-- start of Extract provided --

August 1st in Fiorano Modenese, Italy marked a new chapter in Pirelli’s Formula One story. Around 8 a.m. that morning, four time World Champion Sebastian Vettel took to Ferrari’s private test circuit to test the new generation of F1 tires that will debut next year. The new tire will not only be wider, but also a completely different construction to handle the higher levels of downforce expected to be produced by the next generation of cars while also offering better tire life so drivers can, theoretically, push even harder.
With only four months to come up with the final version of the tire, and no 2017 spec cars in existence to use for the 10 approved tests, it would seem that Pirelli is digging itself into the same hole that they were in starting when they entered F1 back in 2011, when they had to take an undeveloped and untested tire into the most demanding form of motorsports in the world.
But according to Pirelli’s motorsports director Paul Hembery, this is not the same Pirelli that came into the pinnacle of motorsports like a babe in the woods. This is a Pirelli that has had their baptism by fire, using their F1 struggles as a learning experience to revise everything on both the motorsports and consumer side, from how they manufacture tires to how they operate as a company.

-- end of Extract provided --
-- start of Dataset content --

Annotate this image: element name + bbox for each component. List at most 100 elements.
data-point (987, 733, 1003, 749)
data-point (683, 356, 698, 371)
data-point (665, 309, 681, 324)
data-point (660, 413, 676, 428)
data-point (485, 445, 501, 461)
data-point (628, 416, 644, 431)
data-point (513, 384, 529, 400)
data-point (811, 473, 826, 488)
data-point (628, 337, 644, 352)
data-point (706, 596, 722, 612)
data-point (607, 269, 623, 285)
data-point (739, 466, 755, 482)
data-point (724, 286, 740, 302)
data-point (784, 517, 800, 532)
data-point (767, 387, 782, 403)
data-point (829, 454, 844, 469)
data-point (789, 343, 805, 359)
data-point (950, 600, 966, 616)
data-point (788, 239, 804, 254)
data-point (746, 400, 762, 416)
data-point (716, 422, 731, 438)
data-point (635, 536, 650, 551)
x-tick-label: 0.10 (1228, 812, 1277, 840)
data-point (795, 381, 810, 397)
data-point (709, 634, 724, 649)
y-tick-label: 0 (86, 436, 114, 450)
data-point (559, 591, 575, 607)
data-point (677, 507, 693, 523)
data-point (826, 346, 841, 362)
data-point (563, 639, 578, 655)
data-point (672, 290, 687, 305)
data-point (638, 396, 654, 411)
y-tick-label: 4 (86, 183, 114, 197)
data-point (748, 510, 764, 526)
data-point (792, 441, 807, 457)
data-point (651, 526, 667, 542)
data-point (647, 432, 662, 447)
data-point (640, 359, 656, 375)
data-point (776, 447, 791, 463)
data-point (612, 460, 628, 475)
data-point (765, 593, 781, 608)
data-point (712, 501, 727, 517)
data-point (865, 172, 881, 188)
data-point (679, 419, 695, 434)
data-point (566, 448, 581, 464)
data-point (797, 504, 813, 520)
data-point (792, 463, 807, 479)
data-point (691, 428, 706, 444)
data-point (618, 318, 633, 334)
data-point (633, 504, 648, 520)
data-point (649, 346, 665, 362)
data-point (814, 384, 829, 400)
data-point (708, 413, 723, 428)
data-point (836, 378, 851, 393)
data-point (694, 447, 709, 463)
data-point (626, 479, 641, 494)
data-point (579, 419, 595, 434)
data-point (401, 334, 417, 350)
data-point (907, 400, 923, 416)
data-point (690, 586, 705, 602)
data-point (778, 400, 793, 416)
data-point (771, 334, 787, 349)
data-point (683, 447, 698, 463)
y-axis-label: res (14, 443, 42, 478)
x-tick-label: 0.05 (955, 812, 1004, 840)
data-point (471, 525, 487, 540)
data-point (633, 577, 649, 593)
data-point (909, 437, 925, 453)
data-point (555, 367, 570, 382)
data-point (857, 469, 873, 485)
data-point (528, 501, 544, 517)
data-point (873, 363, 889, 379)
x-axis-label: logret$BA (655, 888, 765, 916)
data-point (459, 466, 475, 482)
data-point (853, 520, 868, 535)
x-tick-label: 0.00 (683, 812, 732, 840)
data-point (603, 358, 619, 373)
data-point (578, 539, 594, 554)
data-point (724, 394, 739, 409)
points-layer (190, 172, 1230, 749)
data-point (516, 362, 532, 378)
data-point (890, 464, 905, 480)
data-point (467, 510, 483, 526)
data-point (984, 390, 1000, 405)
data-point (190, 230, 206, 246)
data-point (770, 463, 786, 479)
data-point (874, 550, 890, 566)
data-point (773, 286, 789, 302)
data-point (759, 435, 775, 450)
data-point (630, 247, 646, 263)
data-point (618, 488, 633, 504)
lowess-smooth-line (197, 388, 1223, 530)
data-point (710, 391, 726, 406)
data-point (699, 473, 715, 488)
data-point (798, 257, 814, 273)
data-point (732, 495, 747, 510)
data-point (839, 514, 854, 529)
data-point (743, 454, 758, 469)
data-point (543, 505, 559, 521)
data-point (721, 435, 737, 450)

-- end of Dataset content --

▶ **Required task**
Reproduce, word for word, the text above about Pirelli's new Formula One tires.

▶ **Response**
August 1st in Fiorano Modenese, Italy marked a new chapter in Pirelli’s Formula One story. Around 8 a.m. that morning, four time World Champion Sebastian Vettel took to Ferrari’s private test circuit to test the new generation of F1 tires that will debut next year. The new tire will not only be wider, but also a completely different construction to handle the higher levels of downforce expected to be produced by the next generation of cars while also offering better tire life so drivers can, theoretically, push even harder.
With only four months to come up with the final version of the tire, and no 2017 spec cars in existence to use for the 10 approved tests, it would seem that Pirelli is digging itself into the same hole that they were in starting when they entered F1 back in 2011, when they had to take an undeveloped and untested tire into the most demanding form of motorsports in the world.
But according to Pirelli’s motorsports director Paul Hembery, this is not the same Pirelli that came into the pinnacle of motorsports like a babe in the woods. This is a Pirelli that has had their baptism by fire, using their F1 struggles as a learning experience to revise everything on both the motorsports and consumer side, from how they manufacture tires to how they operate as a company.